Task: Only the pictures are left out: repeat the rest of the entries exactly.

## Start Input records

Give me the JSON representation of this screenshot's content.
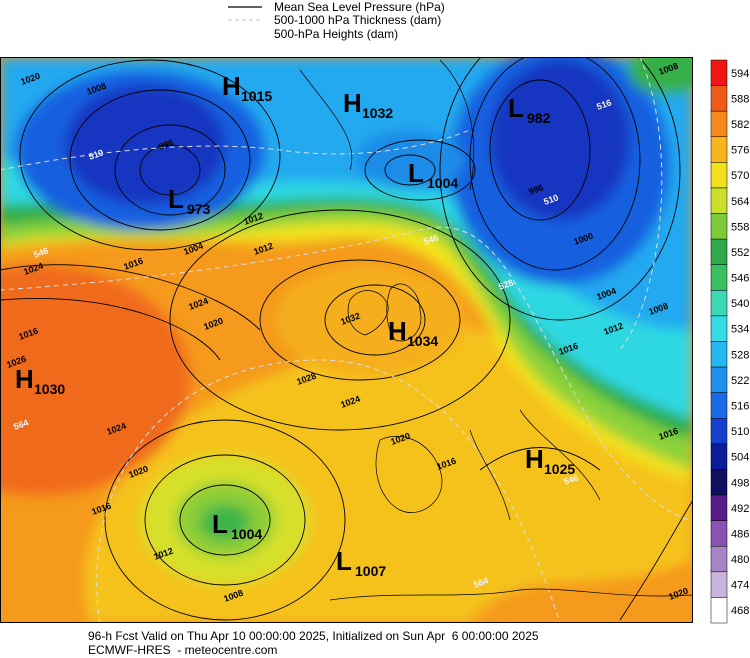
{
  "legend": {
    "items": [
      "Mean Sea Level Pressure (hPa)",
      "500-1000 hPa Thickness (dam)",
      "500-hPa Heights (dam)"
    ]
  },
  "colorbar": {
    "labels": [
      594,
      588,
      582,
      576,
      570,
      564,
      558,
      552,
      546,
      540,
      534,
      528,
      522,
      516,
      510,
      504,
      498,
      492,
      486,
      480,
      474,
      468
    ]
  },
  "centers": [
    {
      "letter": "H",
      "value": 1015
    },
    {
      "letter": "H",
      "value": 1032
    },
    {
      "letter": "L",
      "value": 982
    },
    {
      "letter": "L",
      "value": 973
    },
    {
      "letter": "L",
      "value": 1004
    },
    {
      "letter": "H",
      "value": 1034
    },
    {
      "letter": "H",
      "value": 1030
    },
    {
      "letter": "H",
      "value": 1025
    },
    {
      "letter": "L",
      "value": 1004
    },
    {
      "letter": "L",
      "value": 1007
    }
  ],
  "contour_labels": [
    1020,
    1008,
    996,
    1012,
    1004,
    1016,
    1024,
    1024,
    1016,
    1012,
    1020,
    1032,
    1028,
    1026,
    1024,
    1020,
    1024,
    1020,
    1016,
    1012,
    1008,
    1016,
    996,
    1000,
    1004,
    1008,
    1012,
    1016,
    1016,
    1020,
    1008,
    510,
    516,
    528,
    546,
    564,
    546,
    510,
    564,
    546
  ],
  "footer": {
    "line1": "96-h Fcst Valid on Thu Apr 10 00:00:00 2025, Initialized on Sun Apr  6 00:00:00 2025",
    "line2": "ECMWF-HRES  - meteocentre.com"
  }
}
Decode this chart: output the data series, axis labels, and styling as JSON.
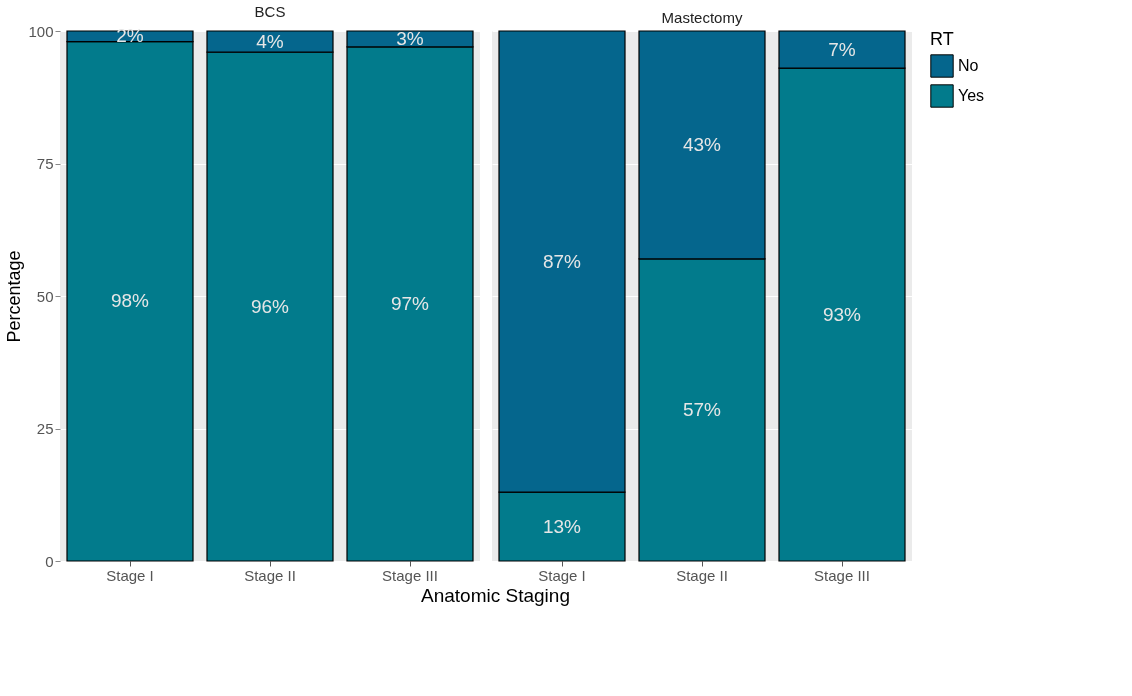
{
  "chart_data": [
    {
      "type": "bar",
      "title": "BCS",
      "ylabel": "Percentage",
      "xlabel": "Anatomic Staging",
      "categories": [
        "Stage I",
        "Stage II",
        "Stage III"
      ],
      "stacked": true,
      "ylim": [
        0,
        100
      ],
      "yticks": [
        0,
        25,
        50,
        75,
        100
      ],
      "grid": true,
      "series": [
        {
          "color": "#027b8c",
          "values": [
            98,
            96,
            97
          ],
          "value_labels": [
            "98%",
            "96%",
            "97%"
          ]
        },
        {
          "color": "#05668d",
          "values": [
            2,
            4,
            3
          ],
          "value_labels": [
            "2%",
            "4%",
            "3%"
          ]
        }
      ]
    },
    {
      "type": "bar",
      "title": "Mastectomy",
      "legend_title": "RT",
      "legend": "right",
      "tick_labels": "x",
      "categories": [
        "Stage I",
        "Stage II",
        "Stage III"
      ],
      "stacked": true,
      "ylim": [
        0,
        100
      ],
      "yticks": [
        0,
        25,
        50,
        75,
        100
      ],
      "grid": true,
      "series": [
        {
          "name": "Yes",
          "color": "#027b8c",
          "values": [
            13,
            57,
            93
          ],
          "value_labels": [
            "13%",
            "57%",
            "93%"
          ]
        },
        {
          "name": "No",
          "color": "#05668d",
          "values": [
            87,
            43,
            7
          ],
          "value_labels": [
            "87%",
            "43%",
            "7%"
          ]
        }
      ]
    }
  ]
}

## End Input records

Result for this exercise:
Give me the JSON representation of this screenshot's content.
{
  "legend": {
    "items": [
      "Mean Sea Level Pressure (hPa)",
      "500-1000 hPa Thickness (dam)",
      "500-hPa Heights (dam)"
    ]
  },
  "colorbar": {
    "labels": [
      594,
      588,
      582,
      576,
      570,
      564,
      558,
      552,
      546,
      540,
      534,
      528,
      522,
      516,
      510,
      504,
      498,
      492,
      486,
      480,
      474,
      468
    ]
  },
  "centers": [
    {
      "letter": "H",
      "value": 1015
    },
    {
      "letter": "H",
      "value": 1032
    },
    {
      "letter": "L",
      "value": 982
    },
    {
      "letter": "L",
      "value": 973
    },
    {
      "letter": "L",
      "value": 1004
    },
    {
      "letter": "H",
      "value": 1034
    },
    {
      "letter": "H",
      "value": 1030
    },
    {
      "letter": "H",
      "value": 1025
    },
    {
      "letter": "L",
      "value": 1004
    },
    {
      "letter": "L",
      "value": 1007
    }
  ],
  "contour_labels": [
    1020,
    1008,
    996,
    1012,
    1004,
    1016,
    1024,
    1024,
    1016,
    1012,
    1020,
    1032,
    1028,
    1026,
    1024,
    1020,
    1024,
    1020,
    1016,
    1012,
    1008,
    1016,
    996,
    1000,
    1004,
    1008,
    1012,
    1016,
    1016,
    1020,
    1008,
    510,
    516,
    528,
    546,
    564,
    546,
    510,
    564,
    546
  ],
  "footer": {
    "line1": "96-h Fcst Valid on Thu Apr 10 00:00:00 2025, Initialized on Sun Apr  6 00:00:00 2025",
    "line2": "ECMWF-HRES  - meteocentre.com"
  }
}
Decode this chart: output the data series, axis labels, and styling as JSON.
{
  "chart_data": [
    {
      "type": "bar",
      "title": "BCS",
      "ylabel": "Percentage",
      "xlabel": "Anatomic Staging",
      "categories": [
        "Stage I",
        "Stage II",
        "Stage III"
      ],
      "stacked": true,
      "ylim": [
        0,
        100
      ],
      "yticks": [
        0,
        25,
        50,
        75,
        100
      ],
      "grid": true,
      "series": [
        {
          "color": "#027b8c",
          "values": [
            98,
            96,
            97
          ],
          "value_labels": [
            "98%",
            "96%",
            "97%"
          ]
        },
        {
          "color": "#05668d",
          "values": [
            2,
            4,
            3
          ],
          "value_labels": [
            "2%",
            "4%",
            "3%"
          ]
        }
      ]
    },
    {
      "type": "bar",
      "title": "Mastectomy",
      "legend_title": "RT",
      "legend": "right",
      "tick_labels": "x",
      "categories": [
        "Stage I",
        "Stage II",
        "Stage III"
      ],
      "stacked": true,
      "ylim": [
        0,
        100
      ],
      "yticks": [
        0,
        25,
        50,
        75,
        100
      ],
      "grid": true,
      "series": [
        {
          "name": "Yes",
          "color": "#027b8c",
          "values": [
            13,
            57,
            93
          ],
          "value_labels": [
            "13%",
            "57%",
            "93%"
          ]
        },
        {
          "name": "No",
          "color": "#05668d",
          "values": [
            87,
            43,
            7
          ],
          "value_labels": [
            "87%",
            "43%",
            "7%"
          ]
        }
      ]
    }
  ]
}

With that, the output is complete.